● PROBLEM TO WORK ON
In the listing below, count the lines containing the string "进程注入" and state only the number.

Rows from a dataset

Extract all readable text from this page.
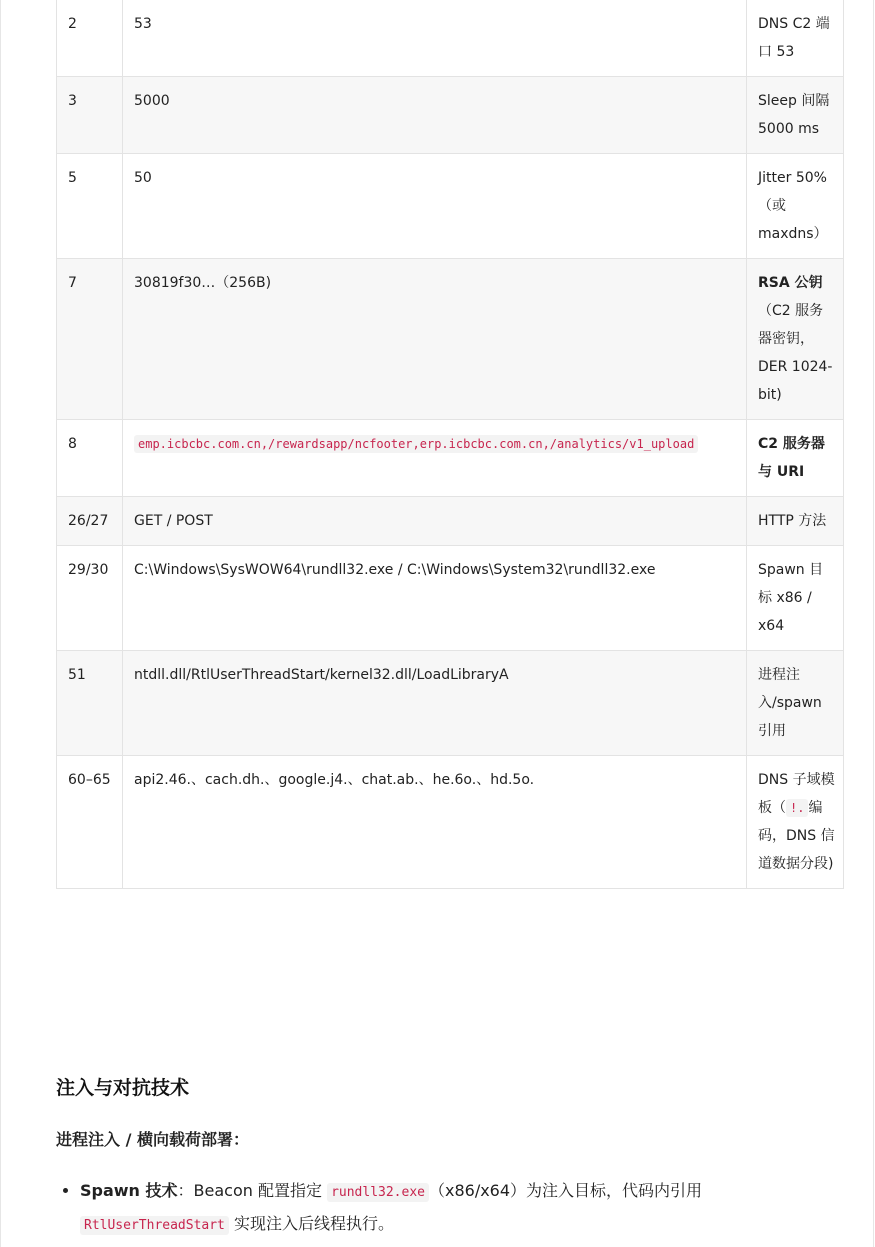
2	53	DNS C2 端口 53
3	5000	Sleep 间隔 5000 ms
5	50	Jitter 50%（或 maxdns）
7	30819f30…（256B)	RSA 公钥（C2 服务器密钥，DER 1024-bit)
8	emp.icbcbc.com.cn,/rewardsapp/ncfooter,erp.icbcbc.com.cn,/analytics/v1_upload	C2 服务器与 URI
26/27	GET / POST	HTTP 方法
29/30	C:\Windows\SysWOW64\rundll32.exe / C:\Windows\System32\rundll32.exe	Spawn 目标 x86 / x64
51	ntdll.dll/RtlUserThreadStart/kernel32.dll/LoadLibraryA	进程注入/spawn 引用
60–65	api2.46.、cach.dh.、google.j4.、chat.ab.、he.6o.、hd.5o.	DNS 子域模板（ !. 编码，DNS 信道数据分段)
注入与对抗技术

进程注入 / 横向载荷部署：

• Spawn 技术：Beacon 配置指定 rundll32.exe （x86/x64）为注入目标，代码内引用 RtlUserThreadStart 实现注入后线程执行。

● ANSWER FOR THIS EXERCISE
2